Leave out the pictures and repeat the data exactly.
++++ Records provided
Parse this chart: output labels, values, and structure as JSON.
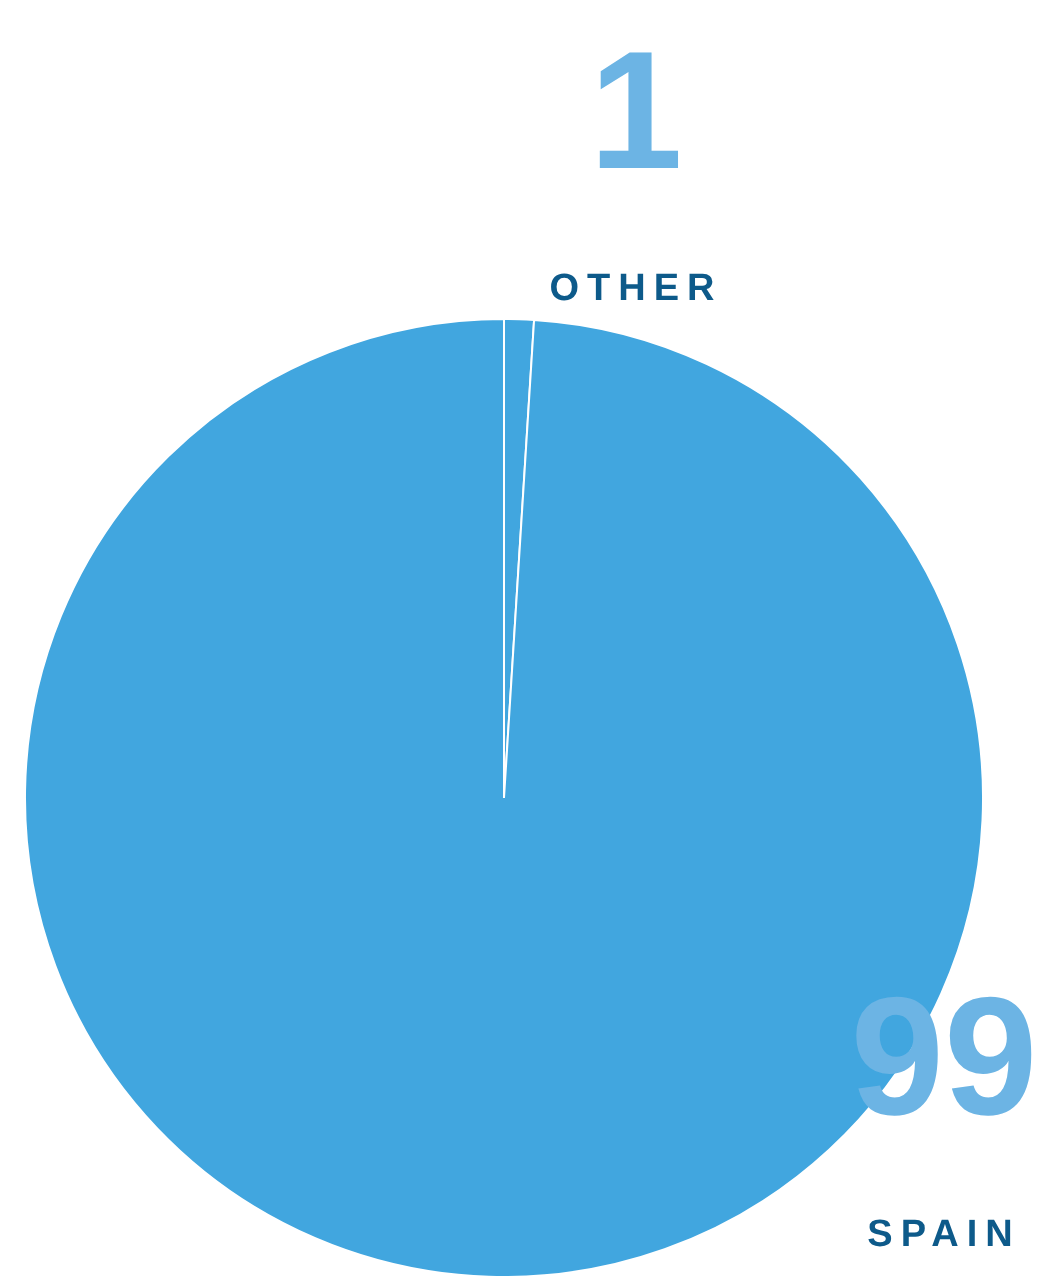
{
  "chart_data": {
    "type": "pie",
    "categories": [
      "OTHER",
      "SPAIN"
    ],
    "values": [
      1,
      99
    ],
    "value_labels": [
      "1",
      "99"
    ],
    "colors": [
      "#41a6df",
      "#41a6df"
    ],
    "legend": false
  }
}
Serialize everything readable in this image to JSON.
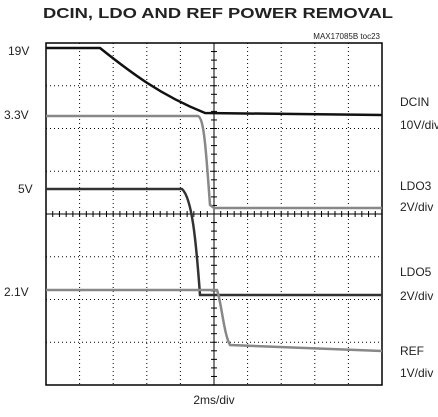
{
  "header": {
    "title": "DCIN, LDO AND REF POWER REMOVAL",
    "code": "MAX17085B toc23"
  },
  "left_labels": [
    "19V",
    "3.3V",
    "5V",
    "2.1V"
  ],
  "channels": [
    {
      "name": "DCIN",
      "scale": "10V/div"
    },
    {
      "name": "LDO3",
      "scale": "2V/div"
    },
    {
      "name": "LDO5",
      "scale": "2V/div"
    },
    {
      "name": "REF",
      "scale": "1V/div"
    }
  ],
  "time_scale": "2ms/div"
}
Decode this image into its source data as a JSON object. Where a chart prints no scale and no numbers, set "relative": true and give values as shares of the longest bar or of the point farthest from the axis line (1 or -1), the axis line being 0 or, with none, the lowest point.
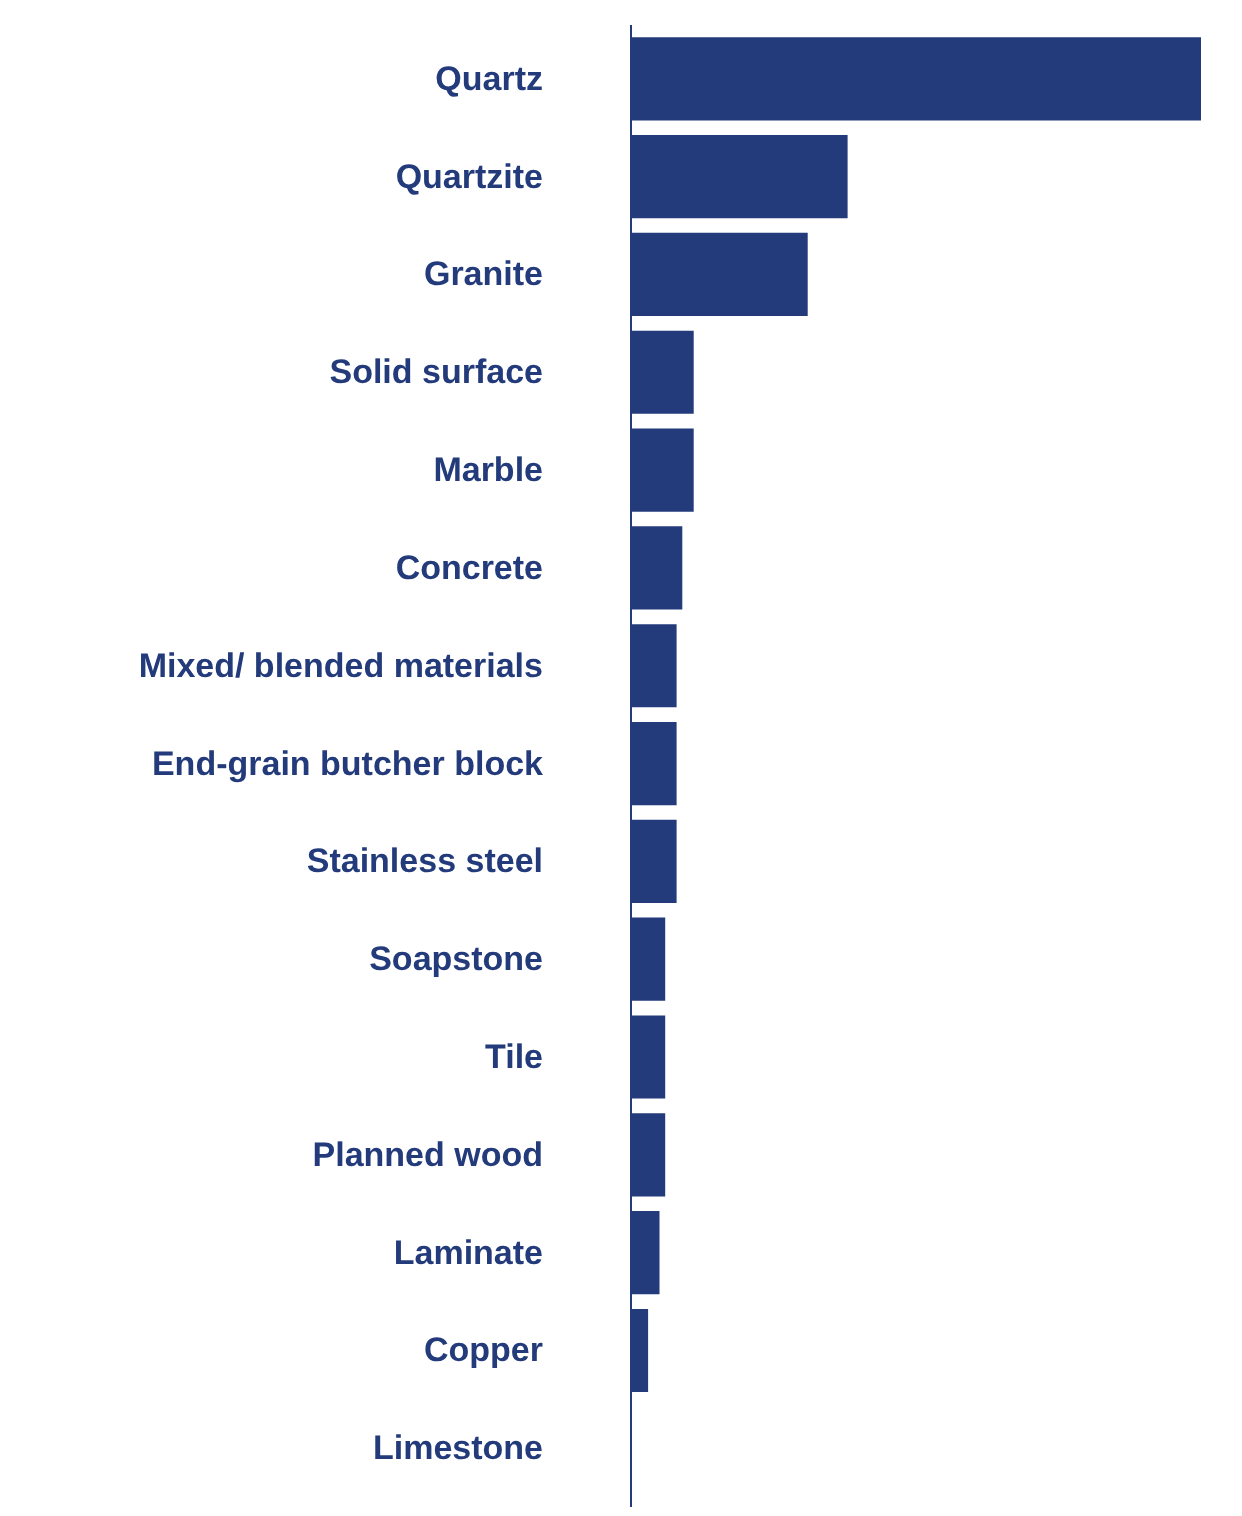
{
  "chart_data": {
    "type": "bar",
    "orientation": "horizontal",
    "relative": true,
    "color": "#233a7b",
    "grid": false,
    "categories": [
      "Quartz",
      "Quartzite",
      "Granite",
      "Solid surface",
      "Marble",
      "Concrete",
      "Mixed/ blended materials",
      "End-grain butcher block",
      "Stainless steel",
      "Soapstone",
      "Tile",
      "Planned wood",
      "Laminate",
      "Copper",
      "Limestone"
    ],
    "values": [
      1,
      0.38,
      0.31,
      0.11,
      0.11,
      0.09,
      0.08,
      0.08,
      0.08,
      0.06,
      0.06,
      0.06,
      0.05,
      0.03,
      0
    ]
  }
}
++++++++
__Task output__
Parse this chart: output labels, values, and structure as JSON.
{
  "chart_data": {
    "type": "pie",
    "categories": [
      "OTHER",
      "SPAIN"
    ],
    "values": [
      1,
      99
    ],
    "value_labels": [
      "1",
      "99"
    ],
    "colors": [
      "#41a6df",
      "#41a6df"
    ],
    "legend": false
  }
}
Serialize everything readable in this image to JSON.
{
  "header": {
    "title": "DCIN, LDO AND REF POWER REMOVAL",
    "code": "MAX17085B toc23"
  },
  "left_labels": [
    "19V",
    "3.3V",
    "5V",
    "2.1V"
  ],
  "channels": [
    {
      "name": "DCIN",
      "scale": "10V/div"
    },
    {
      "name": "LDO3",
      "scale": "2V/div"
    },
    {
      "name": "LDO5",
      "scale": "2V/div"
    },
    {
      "name": "REF",
      "scale": "1V/div"
    }
  ],
  "time_scale": "2ms/div"
}
Decode this image into its source data as a JSON object. Where a chart prints no scale and no numbers, set "relative": true and give values as shares of the longest bar or of the point farthest from the axis line (1 or -1), the axis line being 0 or, with none, the lowest point.
{
  "chart_data": {
    "type": "bar",
    "orientation": "horizontal",
    "relative": true,
    "color": "#233a7b",
    "grid": false,
    "categories": [
      "Quartz",
      "Quartzite",
      "Granite",
      "Solid surface",
      "Marble",
      "Concrete",
      "Mixed/ blended materials",
      "End-grain butcher block",
      "Stainless steel",
      "Soapstone",
      "Tile",
      "Planned wood",
      "Laminate",
      "Copper",
      "Limestone"
    ],
    "values": [
      1,
      0.38,
      0.31,
      0.11,
      0.11,
      0.09,
      0.08,
      0.08,
      0.08,
      0.06,
      0.06,
      0.06,
      0.05,
      0.03,
      0
    ]
  }
}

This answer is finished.